What the task requires:
Copy out all the lines in the records that include the word "screenshot".
· · · · ·
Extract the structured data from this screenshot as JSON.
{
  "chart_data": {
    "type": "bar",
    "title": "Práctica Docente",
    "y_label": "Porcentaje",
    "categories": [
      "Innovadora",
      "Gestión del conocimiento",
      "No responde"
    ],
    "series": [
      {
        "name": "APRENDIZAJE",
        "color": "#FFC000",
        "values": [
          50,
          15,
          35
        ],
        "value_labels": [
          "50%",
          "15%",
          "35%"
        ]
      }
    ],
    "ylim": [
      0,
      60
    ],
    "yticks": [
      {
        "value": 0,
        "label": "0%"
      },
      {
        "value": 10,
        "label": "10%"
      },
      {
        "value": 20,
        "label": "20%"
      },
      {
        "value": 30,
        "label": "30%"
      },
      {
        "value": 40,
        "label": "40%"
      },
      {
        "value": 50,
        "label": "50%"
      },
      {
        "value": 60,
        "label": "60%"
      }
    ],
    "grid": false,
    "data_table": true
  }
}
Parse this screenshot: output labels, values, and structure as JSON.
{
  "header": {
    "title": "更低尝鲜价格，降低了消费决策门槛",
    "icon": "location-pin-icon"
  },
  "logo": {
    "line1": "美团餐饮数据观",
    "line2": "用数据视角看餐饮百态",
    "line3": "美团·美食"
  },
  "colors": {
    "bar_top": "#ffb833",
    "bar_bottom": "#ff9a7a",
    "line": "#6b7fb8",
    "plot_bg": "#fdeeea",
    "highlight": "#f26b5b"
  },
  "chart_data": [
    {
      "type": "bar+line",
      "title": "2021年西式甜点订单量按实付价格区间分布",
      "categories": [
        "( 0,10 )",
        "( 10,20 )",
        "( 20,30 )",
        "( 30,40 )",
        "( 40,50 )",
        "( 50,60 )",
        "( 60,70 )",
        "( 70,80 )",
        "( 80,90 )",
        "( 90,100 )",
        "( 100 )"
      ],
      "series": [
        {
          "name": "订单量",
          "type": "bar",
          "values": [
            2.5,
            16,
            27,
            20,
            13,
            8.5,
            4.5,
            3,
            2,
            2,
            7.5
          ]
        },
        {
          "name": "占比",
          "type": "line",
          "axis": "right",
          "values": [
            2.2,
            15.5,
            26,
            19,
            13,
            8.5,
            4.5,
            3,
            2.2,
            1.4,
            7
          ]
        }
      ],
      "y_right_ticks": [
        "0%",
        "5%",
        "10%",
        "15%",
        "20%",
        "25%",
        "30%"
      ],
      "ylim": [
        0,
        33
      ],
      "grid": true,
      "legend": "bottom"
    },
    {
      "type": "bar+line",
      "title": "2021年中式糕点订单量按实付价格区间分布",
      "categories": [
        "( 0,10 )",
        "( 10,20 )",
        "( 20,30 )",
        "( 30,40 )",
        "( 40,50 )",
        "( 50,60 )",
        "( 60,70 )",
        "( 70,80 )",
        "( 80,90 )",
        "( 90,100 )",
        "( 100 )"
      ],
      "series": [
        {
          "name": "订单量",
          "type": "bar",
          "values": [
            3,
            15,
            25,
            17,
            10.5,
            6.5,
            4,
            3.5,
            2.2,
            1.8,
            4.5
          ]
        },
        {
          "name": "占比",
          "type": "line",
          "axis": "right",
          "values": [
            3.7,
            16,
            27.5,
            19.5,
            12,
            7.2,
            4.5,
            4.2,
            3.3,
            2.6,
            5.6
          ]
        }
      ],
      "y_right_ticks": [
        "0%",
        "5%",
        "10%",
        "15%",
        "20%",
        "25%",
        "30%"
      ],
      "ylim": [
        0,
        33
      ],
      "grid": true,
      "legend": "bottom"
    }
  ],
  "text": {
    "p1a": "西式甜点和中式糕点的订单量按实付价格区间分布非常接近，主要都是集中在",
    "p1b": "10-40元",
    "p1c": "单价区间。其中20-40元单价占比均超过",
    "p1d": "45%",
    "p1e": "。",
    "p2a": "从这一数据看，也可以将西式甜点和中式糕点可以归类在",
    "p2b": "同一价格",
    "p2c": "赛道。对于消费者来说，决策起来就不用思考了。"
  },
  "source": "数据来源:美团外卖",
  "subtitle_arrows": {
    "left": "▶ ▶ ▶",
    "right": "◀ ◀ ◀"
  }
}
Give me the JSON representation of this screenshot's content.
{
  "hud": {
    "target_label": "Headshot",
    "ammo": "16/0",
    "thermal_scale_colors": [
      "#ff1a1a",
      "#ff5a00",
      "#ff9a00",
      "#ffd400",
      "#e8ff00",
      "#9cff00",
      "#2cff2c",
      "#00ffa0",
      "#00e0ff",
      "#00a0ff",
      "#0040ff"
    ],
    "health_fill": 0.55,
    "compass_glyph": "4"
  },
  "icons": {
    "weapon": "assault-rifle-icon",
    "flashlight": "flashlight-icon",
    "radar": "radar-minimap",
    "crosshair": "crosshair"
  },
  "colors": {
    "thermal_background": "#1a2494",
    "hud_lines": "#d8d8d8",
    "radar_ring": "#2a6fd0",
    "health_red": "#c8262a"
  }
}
· · · · ·
Exercise output:
Extract the structured data from this screenshot as JSON.
Parse this screenshot: output labels, values, and structure as JSON.
Give me the JSON representation of this screenshot's content.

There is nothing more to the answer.